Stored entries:
§

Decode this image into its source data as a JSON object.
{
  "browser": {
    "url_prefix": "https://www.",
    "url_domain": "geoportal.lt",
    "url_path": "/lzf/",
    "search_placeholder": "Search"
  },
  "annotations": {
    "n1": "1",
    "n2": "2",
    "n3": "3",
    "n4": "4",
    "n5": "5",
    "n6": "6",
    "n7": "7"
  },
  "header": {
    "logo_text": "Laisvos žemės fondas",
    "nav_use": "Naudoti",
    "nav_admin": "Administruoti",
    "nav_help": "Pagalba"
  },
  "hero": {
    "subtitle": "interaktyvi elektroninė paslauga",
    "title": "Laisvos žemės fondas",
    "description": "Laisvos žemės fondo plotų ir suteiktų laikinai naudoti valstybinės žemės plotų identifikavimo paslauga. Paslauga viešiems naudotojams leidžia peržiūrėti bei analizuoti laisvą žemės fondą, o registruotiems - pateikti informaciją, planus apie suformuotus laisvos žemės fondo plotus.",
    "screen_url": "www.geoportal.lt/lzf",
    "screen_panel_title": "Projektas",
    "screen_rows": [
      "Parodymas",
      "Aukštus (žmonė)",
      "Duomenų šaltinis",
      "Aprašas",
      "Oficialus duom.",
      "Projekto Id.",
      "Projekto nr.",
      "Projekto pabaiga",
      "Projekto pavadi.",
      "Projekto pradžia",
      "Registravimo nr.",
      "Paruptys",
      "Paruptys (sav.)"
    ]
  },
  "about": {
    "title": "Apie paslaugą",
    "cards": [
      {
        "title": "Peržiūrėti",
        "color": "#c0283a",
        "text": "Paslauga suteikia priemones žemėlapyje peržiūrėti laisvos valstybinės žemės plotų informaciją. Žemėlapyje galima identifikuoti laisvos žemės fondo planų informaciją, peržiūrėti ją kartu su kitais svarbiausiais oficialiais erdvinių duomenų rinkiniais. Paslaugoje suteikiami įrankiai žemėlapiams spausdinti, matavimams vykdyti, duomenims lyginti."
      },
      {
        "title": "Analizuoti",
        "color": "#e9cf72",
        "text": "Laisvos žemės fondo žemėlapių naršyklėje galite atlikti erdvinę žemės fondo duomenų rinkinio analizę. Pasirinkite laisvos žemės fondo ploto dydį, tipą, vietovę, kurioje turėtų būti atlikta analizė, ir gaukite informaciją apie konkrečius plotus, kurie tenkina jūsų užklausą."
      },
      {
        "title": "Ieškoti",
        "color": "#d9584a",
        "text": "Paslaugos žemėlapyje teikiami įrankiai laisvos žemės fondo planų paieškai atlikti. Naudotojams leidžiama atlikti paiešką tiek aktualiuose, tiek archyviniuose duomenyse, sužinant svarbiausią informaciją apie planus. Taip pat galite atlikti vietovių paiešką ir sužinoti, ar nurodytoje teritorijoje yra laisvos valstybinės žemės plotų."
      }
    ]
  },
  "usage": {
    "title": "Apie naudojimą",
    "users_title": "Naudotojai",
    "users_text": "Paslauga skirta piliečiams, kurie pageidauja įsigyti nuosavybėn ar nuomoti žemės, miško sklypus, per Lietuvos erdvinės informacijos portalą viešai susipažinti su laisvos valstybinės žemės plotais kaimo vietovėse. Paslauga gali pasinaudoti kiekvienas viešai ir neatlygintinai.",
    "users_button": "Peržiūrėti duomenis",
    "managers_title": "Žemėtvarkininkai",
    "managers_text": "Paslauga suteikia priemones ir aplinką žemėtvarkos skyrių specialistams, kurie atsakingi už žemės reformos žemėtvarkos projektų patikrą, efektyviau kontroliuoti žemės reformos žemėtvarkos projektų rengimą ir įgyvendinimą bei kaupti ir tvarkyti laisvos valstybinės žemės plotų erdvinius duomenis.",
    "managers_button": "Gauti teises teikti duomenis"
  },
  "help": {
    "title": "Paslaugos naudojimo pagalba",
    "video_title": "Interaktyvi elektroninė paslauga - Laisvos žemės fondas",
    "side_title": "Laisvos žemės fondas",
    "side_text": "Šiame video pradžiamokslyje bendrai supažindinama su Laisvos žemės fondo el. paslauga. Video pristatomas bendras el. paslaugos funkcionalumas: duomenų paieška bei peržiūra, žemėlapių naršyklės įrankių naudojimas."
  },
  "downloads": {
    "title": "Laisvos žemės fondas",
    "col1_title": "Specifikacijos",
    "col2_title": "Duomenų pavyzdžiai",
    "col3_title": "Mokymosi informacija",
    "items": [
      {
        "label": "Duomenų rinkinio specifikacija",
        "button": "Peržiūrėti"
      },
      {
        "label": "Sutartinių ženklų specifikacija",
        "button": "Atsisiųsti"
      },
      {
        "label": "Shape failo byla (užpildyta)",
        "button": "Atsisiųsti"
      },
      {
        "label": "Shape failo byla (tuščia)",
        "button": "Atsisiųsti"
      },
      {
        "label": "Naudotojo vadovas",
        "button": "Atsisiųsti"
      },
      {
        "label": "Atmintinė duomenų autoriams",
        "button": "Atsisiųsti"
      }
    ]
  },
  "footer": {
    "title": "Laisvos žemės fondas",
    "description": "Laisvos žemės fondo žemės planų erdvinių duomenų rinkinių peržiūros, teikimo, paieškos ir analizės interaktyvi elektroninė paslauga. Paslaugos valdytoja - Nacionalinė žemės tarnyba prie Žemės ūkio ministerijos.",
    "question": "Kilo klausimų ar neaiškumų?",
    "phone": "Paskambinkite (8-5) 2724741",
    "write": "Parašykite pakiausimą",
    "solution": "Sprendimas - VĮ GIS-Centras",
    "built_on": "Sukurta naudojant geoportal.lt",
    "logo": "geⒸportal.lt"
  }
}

§

Using the records above, copy every line that has the word "Projekto" in it.

      "Projekto Id.",
      "Projekto nr.",
      "Projekto pabaiga",
      "Projekto pavadi.",
      "Projekto pradžia",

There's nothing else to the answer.